• [THE TASK]:
Convert every line of the records below into a Markdown table with two columns, Row and Line text, numbering the rows and skipping blank lines. Leave the pictures out.

• [DATA PROVIDED]:

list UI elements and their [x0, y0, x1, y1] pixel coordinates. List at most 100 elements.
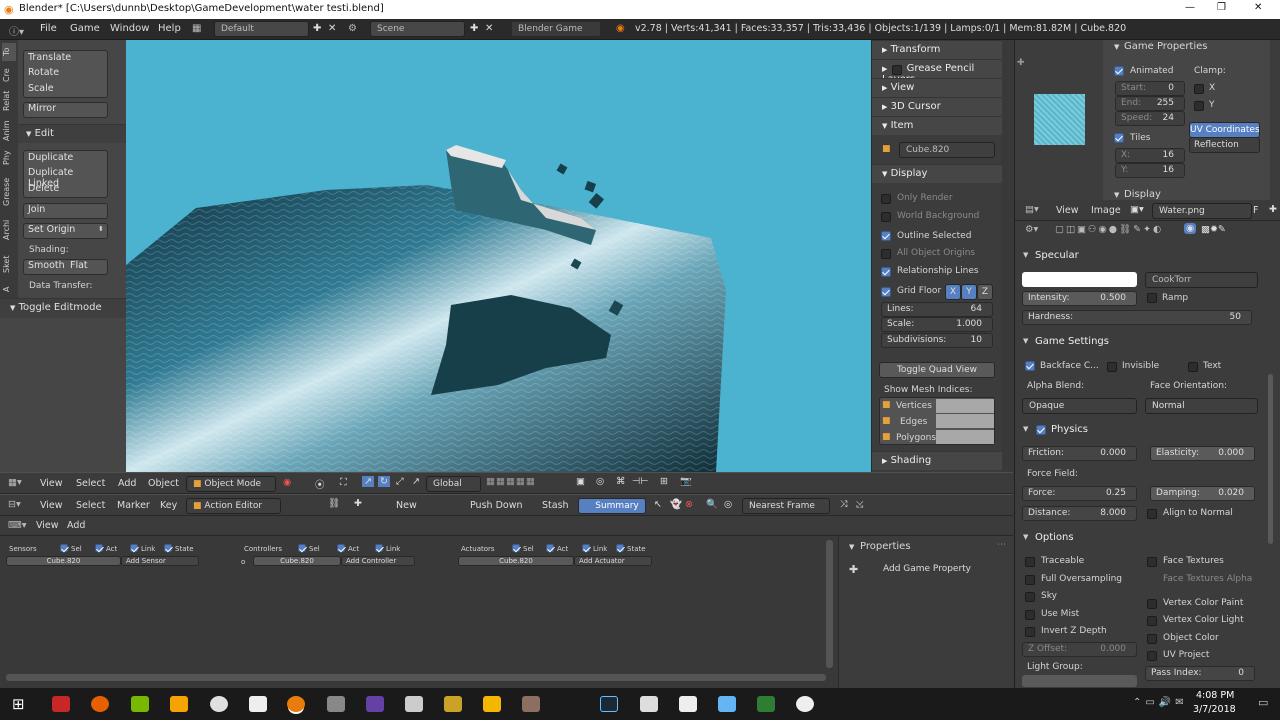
full-oversampling-checkbox[interactable]: [1025, 575, 1035, 585]
editor-type-icon[interactable]: ⚙▾: [1025, 224, 1038, 235]
add-icon[interactable]: ✚: [1269, 204, 1277, 215]
action-menu-key[interactable]: Key: [160, 500, 177, 511]
mode-select[interactable]: ■ Object Mode: [186, 476, 276, 492]
uv-project-checkbox[interactable]: [1147, 651, 1157, 661]
view3d-menu-object[interactable]: Object: [148, 478, 179, 489]
app-icon-11[interactable]: [444, 696, 462, 712]
viewport-shading-icon[interactable]: ◉: [283, 477, 291, 488]
clamp-y-checkbox[interactable]: [1194, 101, 1204, 111]
transform-orientation-select[interactable]: Global: [426, 476, 481, 492]
only-render-checkbox[interactable]: [881, 194, 891, 204]
tab-physics[interactable]: Phy: [2, 148, 16, 168]
actuators-link-checkbox[interactable]: [582, 544, 590, 552]
view3d-menu-select[interactable]: Select: [76, 478, 105, 489]
toggle-editmode-panel[interactable]: ▼ Toggle Editmode: [0, 298, 126, 318]
duplicate-linked-button[interactable]: Duplicate Linked: [24, 166, 107, 189]
tab-relations[interactable]: Relat: [2, 88, 16, 114]
edges-toggle[interactable]: Edges: [900, 417, 927, 427]
tray-icons[interactable]: ⌃▭🔊✉: [1133, 697, 1188, 708]
face-textures-checkbox[interactable]: [1147, 557, 1157, 567]
actuators-object-name[interactable]: Cube.820: [458, 556, 574, 566]
windows-start-icon[interactable]: ⊞: [12, 695, 25, 713]
logic-menu-add[interactable]: Add: [67, 520, 85, 531]
menu-game[interactable]: Game: [70, 23, 100, 34]
sky-checkbox[interactable]: [1025, 592, 1035, 602]
grid-subdivisions-field[interactable]: Subdivisions: 10: [881, 333, 993, 348]
add-icon[interactable]: ✚: [1017, 58, 1025, 68]
tab-create[interactable]: Cre: [2, 64, 16, 86]
maximize-button[interactable]: ❐: [1217, 2, 1226, 13]
vertex-color-paint-checkbox[interactable]: [1147, 599, 1157, 609]
screen-layout-field[interactable]: Default: [214, 21, 309, 37]
steam-icon[interactable]: [600, 696, 618, 712]
ramp-checkbox[interactable]: [1147, 293, 1157, 303]
distance-field[interactable]: Distance: 8.000: [1022, 506, 1137, 521]
grid-lines-field[interactable]: Lines: 64: [881, 302, 993, 317]
scene-field[interactable]: Scene: [370, 21, 465, 37]
close-button[interactable]: ✕: [1254, 2, 1262, 13]
panel-grip-icon[interactable]: ⋯: [997, 540, 1006, 550]
sensors-link-checkbox[interactable]: [130, 544, 138, 552]
tab-addon[interactable]: A: [2, 282, 16, 296]
filter-selected-icon[interactable]: ↖: [654, 499, 662, 510]
view3d-menu-add[interactable]: Add: [118, 478, 136, 489]
app-icon-8[interactable]: [327, 696, 345, 712]
axis-x-toggle[interactable]: X: [945, 284, 961, 300]
outline-selected-checkbox[interactable]: [881, 231, 891, 241]
properties-panel-title[interactable]: Properties: [860, 541, 911, 552]
grid-scale-field[interactable]: Scale: 1.000: [881, 317, 993, 332]
snap-toggle-icon[interactable]: ⌘: [616, 476, 626, 487]
smooth-button[interactable]: Smooth: [24, 259, 65, 274]
image-name-field[interactable]: Water.png: [1152, 203, 1252, 219]
uv-coordinates-toggle[interactable]: UV Coordinates: [1189, 122, 1260, 138]
3d-cursor-panel[interactable]: ▶ 3D Cursor: [872, 97, 1002, 116]
edit-panel-header[interactable]: ▼ Edit: [18, 124, 126, 143]
game-properties-title[interactable]: Game Properties: [1124, 41, 1208, 52]
shading-panel[interactable]: ▶ Shading: [872, 451, 1002, 470]
image-menu-image[interactable]: Image: [1091, 205, 1121, 216]
tab-tools[interactable]: To: [2, 43, 16, 61]
mirror-button[interactable]: Mirror: [24, 102, 107, 117]
axis-z-toggle[interactable]: Z: [977, 284, 993, 300]
traceable-checkbox[interactable]: [1025, 557, 1035, 567]
gamepad-icon[interactable]: [679, 696, 697, 712]
display-panel-title[interactable]: Display: [1124, 189, 1161, 200]
nvidia-icon[interactable]: [131, 696, 149, 712]
layers-grid-icon[interactable]: ▦▦▦▦▦: [486, 476, 536, 487]
auto-snap-select[interactable]: Nearest Frame: [742, 498, 830, 514]
new-action-icon[interactable]: ✚: [354, 498, 362, 509]
light-group-field[interactable]: [1022, 675, 1137, 687]
controllers-act-checkbox[interactable]: [337, 544, 345, 552]
add-sensor-select[interactable]: Add Sensor: [121, 556, 199, 566]
app-icon-17[interactable]: [718, 696, 736, 712]
menu-window[interactable]: Window: [110, 23, 149, 34]
force-field[interactable]: Force: 0.25: [1022, 486, 1137, 501]
intensity-field[interactable]: Intensity: 0.500: [1022, 291, 1137, 306]
rotate-manipulator-icon[interactable]: ↻: [378, 476, 390, 487]
sensors-object-name[interactable]: Cube.820: [6, 556, 121, 566]
physics-section-header[interactable]: Physics: [1017, 422, 1267, 440]
translate-button[interactable]: Translate: [24, 51, 107, 66]
delete-button[interactable]: Delete: [24, 182, 107, 197]
menu-file[interactable]: File: [40, 23, 57, 34]
clamp-x-checkbox[interactable]: [1194, 84, 1204, 94]
scene-icon[interactable]: ⚙: [348, 23, 357, 34]
tiles-checkbox[interactable]: [1114, 133, 1124, 143]
tab-sketchfab[interactable]: Sket: [2, 250, 16, 278]
logic-horizontal-scrollbar[interactable]: [6, 674, 826, 681]
tab-grease-pencil[interactable]: Grease: [2, 172, 16, 212]
tab-archimesh[interactable]: Archi: [2, 215, 16, 245]
all-object-origins-checkbox[interactable]: [881, 249, 891, 259]
opengl-render-icon[interactable]: 📷: [680, 476, 692, 487]
add-scene-icon[interactable]: ✚: [470, 23, 478, 34]
object-name-field[interactable]: Cube.820: [899, 142, 995, 158]
summary-toggle[interactable]: Summary: [578, 498, 646, 514]
sensors-sel-checkbox[interactable]: [60, 544, 68, 552]
firefox-icon[interactable]: [91, 696, 109, 712]
logic-menu-view[interactable]: View: [36, 520, 59, 531]
unity-icon[interactable]: [249, 696, 267, 712]
align-to-normal-checkbox[interactable]: [1147, 509, 1157, 519]
world-background-checkbox[interactable]: [881, 212, 891, 222]
action-menu-select[interactable]: Select: [76, 500, 105, 511]
manipulator-toggle-icon[interactable]: ⛶: [340, 477, 347, 488]
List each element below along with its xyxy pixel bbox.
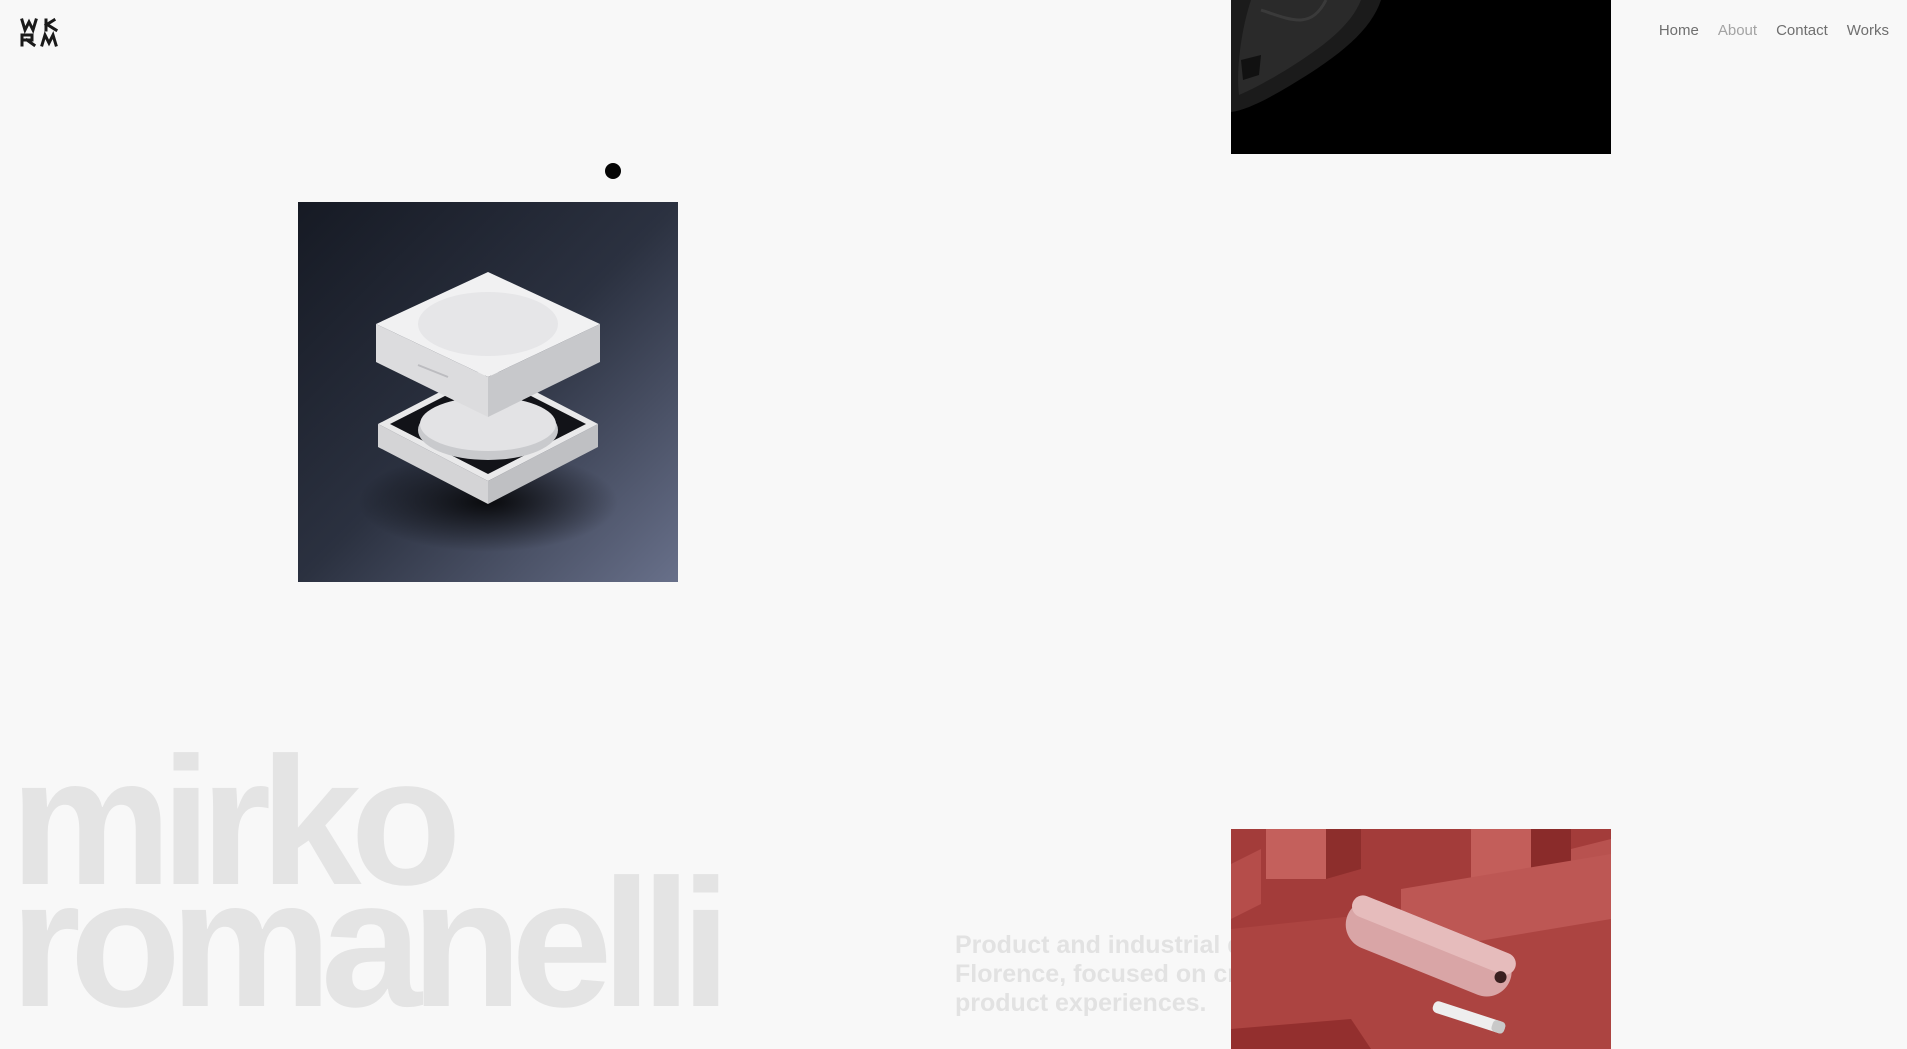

• [WRITTEN ANSWER]:
| Row | Line text |
|---|---|
| 1 | list UI elements and their [x0, y0, x1, y1] pixel coordinates. List at most 100 elements. |
| 2 | full-oversampling-checkbox[interactable]: [1025, 575, 1035, 585] |
| 3 | editor-type-icon[interactable]: ⚙▾: [1025, 224, 1038, 235] |
| 4 | add-icon[interactable]: ✚: [1269, 204, 1277, 215] |
| 5 | action-menu-key[interactable]: Key: [160, 500, 177, 511] |
| 6 | mode-select[interactable]: ■ Object Mode: [186, 476, 276, 492] |
| 7 | uv-project-checkbox[interactable]: [1147, 651, 1157, 661] |
| 8 | view3d-menu-object[interactable]: Object: [148, 478, 179, 489] |
| 9 | app-icon-11[interactable]: [444, 696, 462, 712] |
| 10 | viewport-shading-icon[interactable]: ◉: [283, 477, 291, 488] |
| 11 | clamp-y-checkbox[interactable]: [1194, 101, 1204, 111] |
| 12 | transform-orientation-select[interactable]: Global: [426, 476, 481, 492] |
| 13 | only-render-checkbox[interactable]: [881, 194, 891, 204] |
| 14 | tab-physics[interactable]: Phy: [2, 148, 16, 168] |
| 15 | actuators-link-checkbox[interactable]: [582, 544, 590, 552] |
| 16 | view3d-menu-select[interactable]: Select: [76, 478, 105, 489] |
| 17 | toggle-editmode-panel[interactable]: ▼ Toggle Editmode: [0, 298, 126, 318] |
| 18 | duplicate-linked-button[interactable]: Duplicate Linked: [24, 166, 107, 189] |
| 19 | tab-relations[interactable]: Relat: [2, 88, 16, 114] |
| 20 | edges-toggle[interactable]: Edges: [900, 417, 927, 427] |
| 21 | tray-icons[interactable]: ⌃▭🔊✉: [1133, 697, 1188, 708] |
| 22 | face-textures-checkbox[interactable]: [1147, 557, 1157, 567] |
| 23 | actuators-object-name[interactable]: Cube.820: [458, 556, 574, 566] |
| 24 | windows-start-icon[interactable]: ⊞: [12, 695, 25, 713] |
| 25 | logic-menu-add[interactable]: Add: [67, 520, 85, 531] |
| 26 | menu-game[interactable]: Game: [70, 23, 100, 34] |
| 27 | sky-checkbox[interactable]: [1025, 592, 1035, 602] |
| 28 | grid-subdivisions-field[interactable]: Subdivisions: 10: [881, 333, 993, 348] |
| 29 | add-icon[interactable]: ✚: [1017, 58, 1025, 68] |
| 30 | tab-create[interactable]: Cre: [2, 64, 16, 86] |
| 31 | maximize-button[interactable]: ❐: [1217, 2, 1226, 13] |
| 32 | vertex-color-paint-checkbox[interactable]: [1147, 599, 1157, 609] |
| 33 | screen-layout-field[interactable]: Default: [214, 21, 309, 37] |
| 34 | steam-icon[interactable]: [600, 696, 618, 712] |
| 35 | ramp-checkbox[interactable]: [1147, 293, 1157, 303] |
| 36 | distance-field[interactable]: Distance: 8.000: [1022, 506, 1137, 521] |
| 37 | grid-lines-field[interactable]: Lines: 64: [881, 302, 993, 317] |
| 38 | scene-field[interactable]: Scene: [370, 21, 465, 37] |
| 39 | close-button[interactable]: ✕: [1254, 2, 1262, 13] |
| 40 | panel-grip-icon[interactable]: ⋯: [997, 540, 1006, 550] |
| 41 | sensors-link-checkbox[interactable]: [130, 544, 138, 552] |
| 42 | tab-addon[interactable]: A: [2, 282, 16, 296] |
| 43 | filter-selected-icon[interactable]: ↖: [654, 499, 662, 510] |
| 44 | view3d-menu-add[interactable]: Add: [118, 478, 136, 489] |
| 45 | app-icon-8[interactable]: [327, 696, 345, 712] |
| 46 | axis-x-toggle[interactable]: X: [945, 284, 961, 300] |
| 47 | outline-selected-checkbox[interactable]: [881, 231, 891, 241] |
| 48 | properties-panel-title[interactable]: Properties: [860, 541, 911, 552] |
| 49 | grid-scale-field[interactable]: Scale: 1.000: [881, 317, 993, 332] |
| 50 | snap-toggle-icon[interactable]: ⌘: [616, 476, 626, 487] |
| 51 | smooth-button[interactable]: Smooth: [24, 259, 65, 274] |
| 52 | image-name-field[interactable]: Water.png: [1152, 203, 1252, 219] |
| 53 | uv-coordinates-toggle[interactable]: UV Coordinates: [1189, 122, 1260, 138] |
| 54 | 3d-cursor-panel[interactable]: ▶ 3D Cursor: [872, 97, 1002, 116] |
| 55 | edit-panel-header[interactable]: ▼ Edit: [18, 124, 126, 143] |
| 56 | game-properties-title[interactable]: Game Properties: [1124, 41, 1208, 52] |
| 57 | shading-panel[interactable]: ▶ Shading: [872, 451, 1002, 470] |
| 58 | image-menu-image[interactable]: Image: [1091, 205, 1121, 216] |
| 59 | tab-tools[interactable]: To: [2, 43, 16, 61] |
| 60 | mirror-button[interactable]: Mirror: [24, 102, 107, 117] |
| 61 | axis-z-toggle[interactable]: Z: [977, 284, 993, 300] |
| 62 | traceable-checkbox[interactable]: [1025, 557, 1035, 567] |
| 63 | gamepad-icon[interactable]: [679, 696, 697, 712] |
| 64 | display-panel-title[interactable]: Display: [1124, 189, 1161, 200] |
| 65 | nvidia-icon[interactable]: [131, 696, 149, 712] |
| 66 | layers-grid-icon[interactable]: ▦▦▦▦▦: [486, 476, 536, 487] |
| 67 | auto-snap-select[interactable]: Nearest Frame: [742, 498, 830, 514] |
| 68 | new-action-icon[interactable]: ✚: [354, 498, 362, 509] |
| 69 | light-group-field[interactable]: [1022, 675, 1137, 687] |
| 70 | controllers-act-checkbox[interactable]: [337, 544, 345, 552] |
| 71 | add-sensor-select[interactable]: Add Sensor: [121, 556, 199, 566] |
| 72 | app-icon-17[interactable]: [718, 696, 736, 712] |
| 73 | menu-window[interactable]: Window: [110, 23, 149, 34] |
| 74 | force-field[interactable]: Force: 0.25: [1022, 486, 1137, 501] |
| 75 | intensity-field[interactable]: Intensity: 0.500: [1022, 291, 1137, 306] |
| 76 | rotate-manipulator-icon[interactable]: ↻: [378, 476, 390, 487] |
| 77 | sensors-object-name[interactable]: Cube.820: [6, 556, 121, 566] |
| 78 | physics-section-header[interactable]: Physics: [1017, 422, 1267, 440] |
| 79 | translate-button[interactable]: Translate: [24, 51, 107, 66] |
| 80 | delete-button[interactable]: Delete: [24, 182, 107, 197] |
| 81 | menu-file[interactable]: File: [40, 23, 57, 34] |
| 82 | clamp-x-checkbox[interactable]: [1194, 84, 1204, 94] |
| 83 | scene-icon[interactable]: ⚙: [348, 23, 357, 34] |
| 84 | tiles-checkbox[interactable]: [1114, 133, 1124, 143] |
| 85 | tab-sketchfab[interactable]: Sket: [2, 250, 16, 278] |
| 86 | logic-horizontal-scrollbar[interactable]: [6, 674, 826, 681] |
| 87 | tab-grease-pencil[interactable]: Grease: [2, 172, 16, 212] |
| 88 | tab-archimesh[interactable]: Archi: [2, 215, 16, 245] |
| 89 | all-object-origins-checkbox[interactable]: [881, 249, 891, 259] |
| 90 | opengl-render-icon[interactable]: 📷: [680, 476, 692, 487] |
| 91 | add-scene-icon[interactable]: ✚: [470, 23, 478, 34] |
| 92 | object-name-field[interactable]: Cube.820: [899, 142, 995, 158] |
| 93 | summary-toggle[interactable]: Summary: [578, 498, 646, 514] |
| 94 | sensors-sel-checkbox[interactable]: [60, 544, 68, 552] |
| 95 | firefox-icon[interactable]: [91, 696, 109, 712] |
| 96 | logic-menu-view[interactable]: View: [36, 520, 59, 531] |
| 97 | unity-icon[interactable]: [249, 696, 267, 712] |
| 98 | align-to-normal-checkbox[interactable]: [1147, 509, 1157, 519] |
| 99 | world-background-checkbox[interactable]: [881, 212, 891, 222] |
| 100 | action-menu-select[interactable]: Select: [76, 500, 105, 511] |
| 101 | manipulator-toggle-icon[interactable]: ⛶: [340, 477, 347, 488] |
| 102 | List each element below along with its xyxy pixel bbox. |